Matt Johnson & The New Jet Set will perform their jazz versions of many classic Disney songs at the Sierra Madre Playhouse beginning Friday, March 22nd and continuing through Sunday, March 24th. Johnson has created a multi-media show that includes stories, anecdotes from his many years as being a Cast Member at Disneyland and many of the classic songs we all know and love.

Last week I spoke with Johnson (who drums for multiple artists including Jane Lynch) about his lengthy relationship with all things Disney and the songwriters and songs that make us all light up when we hear them. What follows are excerpts from our conversation that have been edited for length and clarity. To see the full interview with Johnson, please go to our YouTube channel (where you can also see an interview with Alan Menken).

Q: Duke Ellington famously sings in one of his compositions, “It don’t mean a thing if it ain’t got that swing.” What does the Disney songbook mean with and without swing? [The lyrics were by Irving Mills]

Listen, the Disney songbook doesn’t need my interpretation to stand alone in the annals of memorable music. We just happen to interpret it in our chosen vehicle. We take those memorable melodies and just put them in the jazz machine and crank them up and what comes out is usually very swinging. A lot of the music lends itself to swing. There’s lots of lullabies and happy children’s songs and some marches and some of them naturally lend themselves to swing. Then others we choose to have a little more fun with them. In one instance the beautiful ballad A Dream is a Wish Your Heart Makes from Cinderella. We’ll do it as a samba and play almost a double time rhythm underneath it. So sometimes the swing just happens. And other times we consciously choose to put it in a style that makes us even more happy.

▶ TASK
Copy word for word the stretch of the Matt Johnson interview from "Last week I" through "with Alan Menken).".

▶ Box coordinate listings

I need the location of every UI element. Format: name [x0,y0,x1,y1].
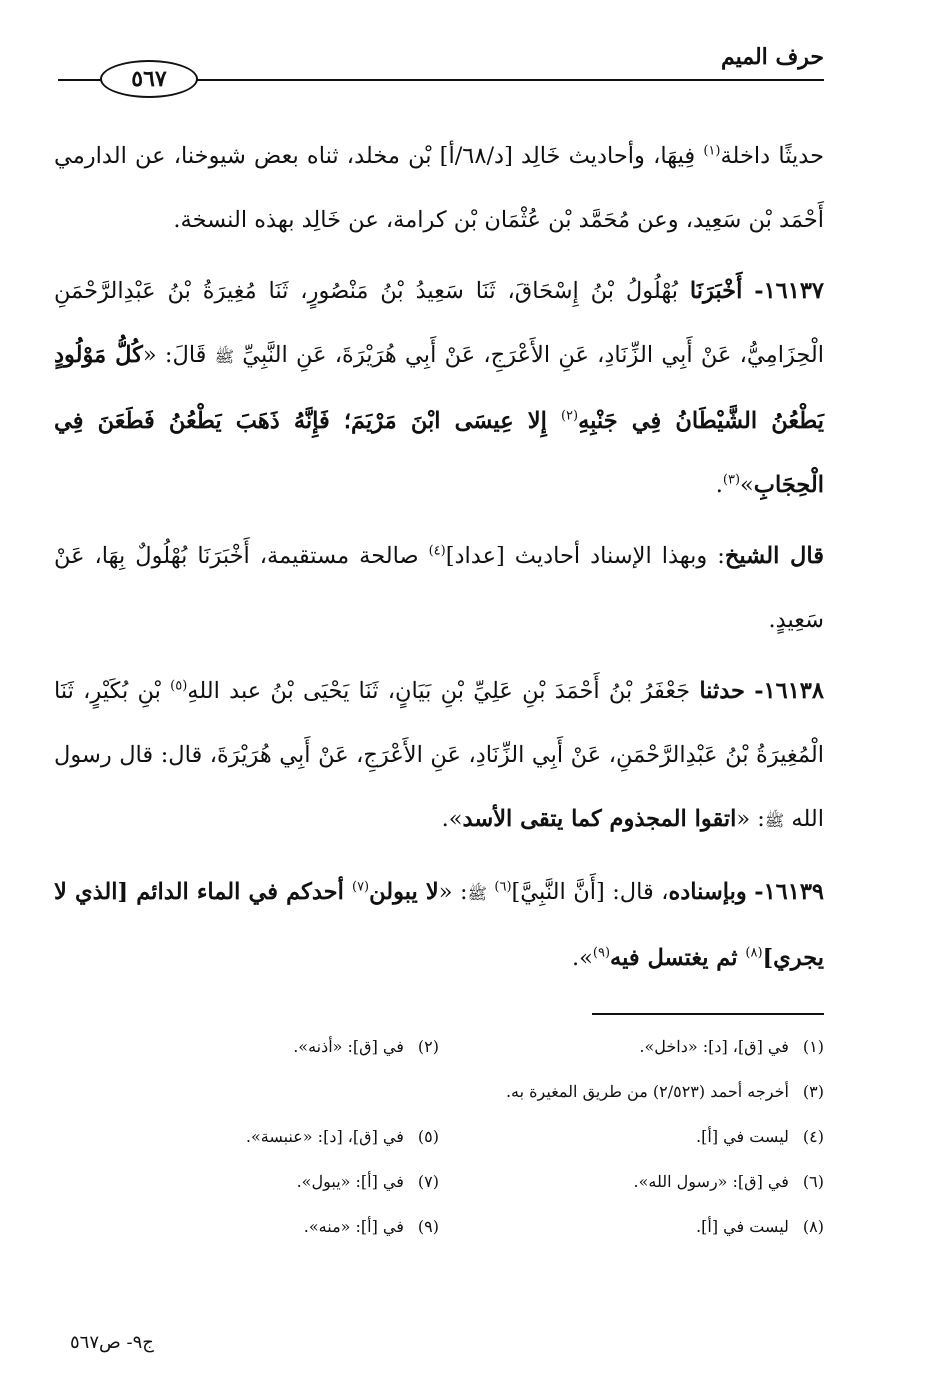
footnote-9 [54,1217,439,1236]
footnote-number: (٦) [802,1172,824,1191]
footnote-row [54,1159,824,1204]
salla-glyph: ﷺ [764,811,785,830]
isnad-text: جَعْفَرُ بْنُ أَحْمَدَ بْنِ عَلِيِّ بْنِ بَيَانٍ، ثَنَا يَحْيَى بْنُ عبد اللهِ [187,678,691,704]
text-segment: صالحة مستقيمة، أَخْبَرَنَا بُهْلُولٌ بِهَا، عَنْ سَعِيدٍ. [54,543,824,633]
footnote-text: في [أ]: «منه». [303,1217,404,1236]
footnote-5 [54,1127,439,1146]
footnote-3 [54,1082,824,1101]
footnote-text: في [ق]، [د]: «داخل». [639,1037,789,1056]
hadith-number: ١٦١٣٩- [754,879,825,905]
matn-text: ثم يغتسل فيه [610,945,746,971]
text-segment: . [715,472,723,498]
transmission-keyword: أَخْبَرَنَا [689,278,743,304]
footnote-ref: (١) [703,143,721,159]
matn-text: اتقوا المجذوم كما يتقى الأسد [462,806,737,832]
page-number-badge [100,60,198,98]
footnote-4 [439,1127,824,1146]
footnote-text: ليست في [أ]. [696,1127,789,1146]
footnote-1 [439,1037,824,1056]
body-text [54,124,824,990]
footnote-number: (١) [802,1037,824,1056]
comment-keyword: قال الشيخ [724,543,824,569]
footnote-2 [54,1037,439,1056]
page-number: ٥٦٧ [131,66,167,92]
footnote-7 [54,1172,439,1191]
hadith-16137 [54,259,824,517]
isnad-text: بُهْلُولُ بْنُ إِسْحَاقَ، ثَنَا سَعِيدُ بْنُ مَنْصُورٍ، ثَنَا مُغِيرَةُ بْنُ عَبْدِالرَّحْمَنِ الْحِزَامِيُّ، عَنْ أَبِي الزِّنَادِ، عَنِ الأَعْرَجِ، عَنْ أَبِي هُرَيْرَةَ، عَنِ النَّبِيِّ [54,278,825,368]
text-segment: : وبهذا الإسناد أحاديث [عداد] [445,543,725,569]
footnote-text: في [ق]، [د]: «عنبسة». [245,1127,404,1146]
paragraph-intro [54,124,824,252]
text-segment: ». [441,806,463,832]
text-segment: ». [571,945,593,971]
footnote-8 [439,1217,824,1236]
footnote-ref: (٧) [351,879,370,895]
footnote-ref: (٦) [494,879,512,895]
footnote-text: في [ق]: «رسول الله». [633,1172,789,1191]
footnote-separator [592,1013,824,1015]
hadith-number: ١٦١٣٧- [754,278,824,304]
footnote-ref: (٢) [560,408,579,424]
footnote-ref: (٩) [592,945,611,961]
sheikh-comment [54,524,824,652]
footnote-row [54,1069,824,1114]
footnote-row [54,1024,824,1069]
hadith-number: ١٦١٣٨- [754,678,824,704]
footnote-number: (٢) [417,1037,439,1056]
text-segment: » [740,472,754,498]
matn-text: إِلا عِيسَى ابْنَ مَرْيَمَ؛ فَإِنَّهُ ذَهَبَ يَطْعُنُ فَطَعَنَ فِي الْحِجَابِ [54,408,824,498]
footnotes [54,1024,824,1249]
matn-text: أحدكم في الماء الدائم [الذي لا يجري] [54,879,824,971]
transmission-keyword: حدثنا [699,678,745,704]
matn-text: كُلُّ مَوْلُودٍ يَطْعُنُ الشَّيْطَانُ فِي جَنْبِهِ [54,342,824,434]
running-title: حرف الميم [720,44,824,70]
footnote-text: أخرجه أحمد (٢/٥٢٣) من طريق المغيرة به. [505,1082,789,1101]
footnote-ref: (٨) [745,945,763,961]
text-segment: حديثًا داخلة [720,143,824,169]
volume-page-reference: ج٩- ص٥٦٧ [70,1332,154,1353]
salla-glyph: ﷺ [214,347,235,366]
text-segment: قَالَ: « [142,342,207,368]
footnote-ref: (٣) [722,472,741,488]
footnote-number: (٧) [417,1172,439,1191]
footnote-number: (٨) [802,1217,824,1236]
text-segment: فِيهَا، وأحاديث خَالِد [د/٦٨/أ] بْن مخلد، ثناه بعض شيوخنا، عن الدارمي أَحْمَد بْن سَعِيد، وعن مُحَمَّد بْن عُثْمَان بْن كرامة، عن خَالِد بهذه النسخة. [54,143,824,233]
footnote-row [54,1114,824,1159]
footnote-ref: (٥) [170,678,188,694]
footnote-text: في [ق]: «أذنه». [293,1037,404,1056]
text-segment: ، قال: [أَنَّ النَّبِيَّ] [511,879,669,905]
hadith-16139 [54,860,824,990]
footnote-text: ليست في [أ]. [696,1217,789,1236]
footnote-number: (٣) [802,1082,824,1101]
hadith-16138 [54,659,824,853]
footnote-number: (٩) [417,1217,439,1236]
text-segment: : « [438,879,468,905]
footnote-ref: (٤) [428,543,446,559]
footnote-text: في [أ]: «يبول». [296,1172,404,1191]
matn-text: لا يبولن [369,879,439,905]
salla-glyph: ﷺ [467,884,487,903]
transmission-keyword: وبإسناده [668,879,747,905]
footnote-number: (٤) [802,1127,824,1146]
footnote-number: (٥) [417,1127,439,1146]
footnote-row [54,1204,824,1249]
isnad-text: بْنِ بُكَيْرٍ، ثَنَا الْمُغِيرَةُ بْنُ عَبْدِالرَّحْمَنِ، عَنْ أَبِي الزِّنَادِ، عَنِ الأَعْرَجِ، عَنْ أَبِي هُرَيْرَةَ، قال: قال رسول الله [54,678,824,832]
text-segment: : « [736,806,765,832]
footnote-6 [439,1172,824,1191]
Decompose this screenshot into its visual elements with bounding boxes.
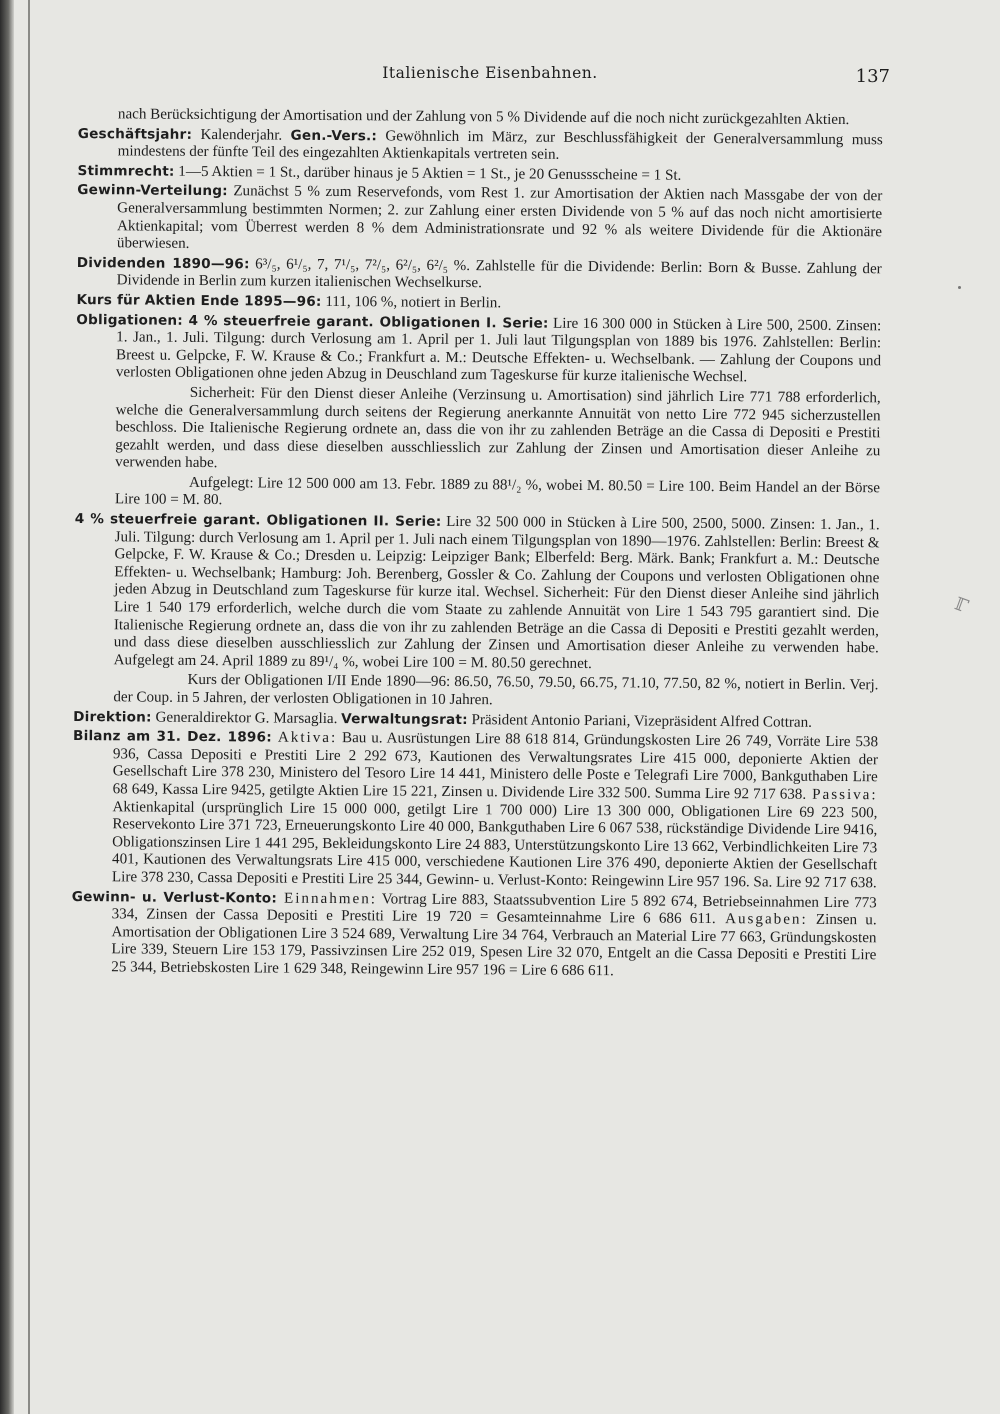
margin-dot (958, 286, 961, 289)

▶ ANSWER TO THE PROBLEM
Last week I spoke with Johnson (who drums for multiple artists including Jane Lynch) about his lengthy relationship with all things Disney and the songwriters and songs that make us all light up when we hear them. What follows are excerpts from our conversation that have been edited for length and clarity. To see the full interview with Johnson, please go to our YouTube channel (where you can also see an interview with Alan Menken).